WHAT YOU NEED TO DO: Repeat every record exactly, but keep images out of the copy.

MATERIAL SHOWN:
···

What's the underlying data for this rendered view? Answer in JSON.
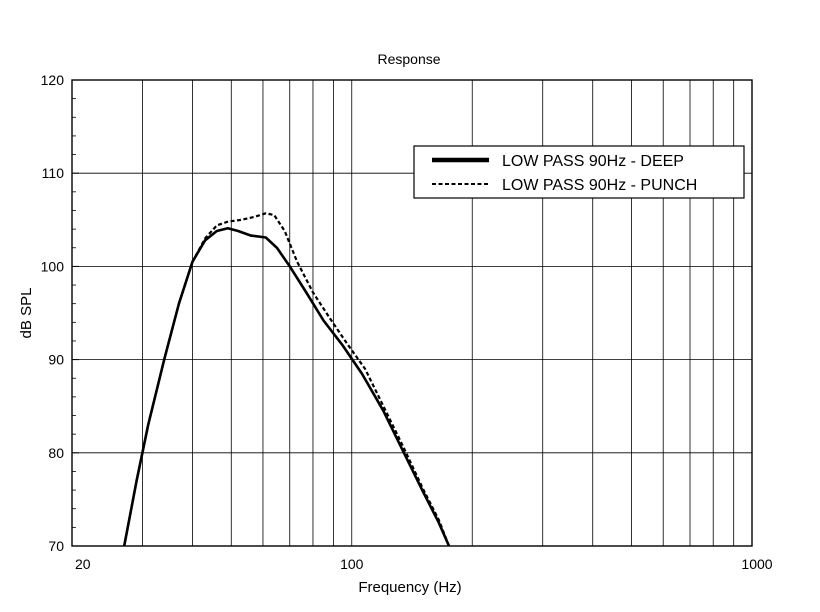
{
  "chart_data": {
    "type": "line",
    "title": "Response",
    "xlabel": "Frequency (Hz)",
    "ylabel": "dB SPL",
    "x_scale": "log",
    "xlim": [
      20,
      1000
    ],
    "ylim": [
      70,
      120
    ],
    "x_tick_labels": [
      "20",
      "100",
      "1000"
    ],
    "y_tick_labels": [
      "70",
      "80",
      "90",
      "100",
      "110",
      "120"
    ],
    "grid": true,
    "legend_position": "top-right",
    "series": [
      {
        "name": "LOW PASS 90Hz - DEEP",
        "line_style": "solid-thick",
        "color": "#000000",
        "points": [
          [
            27,
            70
          ],
          [
            29,
            77
          ],
          [
            31,
            83
          ],
          [
            34,
            90
          ],
          [
            37,
            96
          ],
          [
            40,
            100.5
          ],
          [
            43,
            102.8
          ],
          [
            46,
            103.8
          ],
          [
            49,
            104.1
          ],
          [
            52,
            103.8
          ],
          [
            56,
            103.3
          ],
          [
            61,
            103.1
          ],
          [
            65,
            102
          ],
          [
            70,
            100
          ],
          [
            77,
            97.2
          ],
          [
            85,
            94.2
          ],
          [
            95,
            91.5
          ],
          [
            106,
            88.5
          ],
          [
            120,
            84.5
          ],
          [
            135,
            80
          ],
          [
            150,
            76
          ],
          [
            165,
            72.5
          ],
          [
            175,
            70
          ]
        ]
      },
      {
        "name": "LOW PASS 90Hz - PUNCH",
        "line_style": "dashed",
        "color": "#000000",
        "points": [
          [
            27,
            70
          ],
          [
            29,
            77
          ],
          [
            31,
            83
          ],
          [
            34,
            90
          ],
          [
            37,
            96
          ],
          [
            40,
            100.5
          ],
          [
            43,
            103
          ],
          [
            46,
            104.4
          ],
          [
            49,
            104.8
          ],
          [
            53,
            105
          ],
          [
            57,
            105.3
          ],
          [
            61,
            105.7
          ],
          [
            64,
            105.5
          ],
          [
            68,
            103.8
          ],
          [
            73,
            100.5
          ],
          [
            80,
            97.2
          ],
          [
            88,
            94.5
          ],
          [
            97,
            91.8
          ],
          [
            108,
            89
          ],
          [
            120,
            85
          ],
          [
            135,
            80.5
          ],
          [
            150,
            76.3
          ],
          [
            165,
            72.8
          ],
          [
            175,
            70
          ]
        ]
      }
    ]
  }
}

···

EXPECTED ANSWER:
What's the underlying data for this rendered view? Answer in JSON.
{
  "chart_data": {
    "type": "line",
    "title": "Response",
    "xlabel": "Frequency (Hz)",
    "ylabel": "dB SPL",
    "x_scale": "log",
    "xlim": [
      20,
      1000
    ],
    "ylim": [
      70,
      120
    ],
    "x_tick_labels": [
      "20",
      "100",
      "1000"
    ],
    "y_tick_labels": [
      "70",
      "80",
      "90",
      "100",
      "110",
      "120"
    ],
    "grid": true,
    "legend_position": "top-right",
    "series": [
      {
        "name": "LOW PASS 90Hz - DEEP",
        "line_style": "solid-thick",
        "color": "#000000",
        "points": [
          [
            27,
            70
          ],
          [
            29,
            77
          ],
          [
            31,
            83
          ],
          [
            34,
            90
          ],
          [
            37,
            96
          ],
          [
            40,
            100.5
          ],
          [
            43,
            102.8
          ],
          [
            46,
            103.8
          ],
          [
            49,
            104.1
          ],
          [
            52,
            103.8
          ],
          [
            56,
            103.3
          ],
          [
            61,
            103.1
          ],
          [
            65,
            102
          ],
          [
            70,
            100
          ],
          [
            77,
            97.2
          ],
          [
            85,
            94.2
          ],
          [
            95,
            91.5
          ],
          [
            106,
            88.5
          ],
          [
            120,
            84.5
          ],
          [
            135,
            80
          ],
          [
            150,
            76
          ],
          [
            165,
            72.5
          ],
          [
            175,
            70
          ]
        ]
      },
      {
        "name": "LOW PASS 90Hz - PUNCH",
        "line_style": "dashed",
        "color": "#000000",
        "points": [
          [
            27,
            70
          ],
          [
            29,
            77
          ],
          [
            31,
            83
          ],
          [
            34,
            90
          ],
          [
            37,
            96
          ],
          [
            40,
            100.5
          ],
          [
            43,
            103
          ],
          [
            46,
            104.4
          ],
          [
            49,
            104.8
          ],
          [
            53,
            105
          ],
          [
            57,
            105.3
          ],
          [
            61,
            105.7
          ],
          [
            64,
            105.5
          ],
          [
            68,
            103.8
          ],
          [
            73,
            100.5
          ],
          [
            80,
            97.2
          ],
          [
            88,
            94.5
          ],
          [
            97,
            91.8
          ],
          [
            108,
            89
          ],
          [
            120,
            85
          ],
          [
            135,
            80.5
          ],
          [
            150,
            76.3
          ],
          [
            165,
            72.8
          ],
          [
            175,
            70
          ]
        ]
      }
    ]
  }
}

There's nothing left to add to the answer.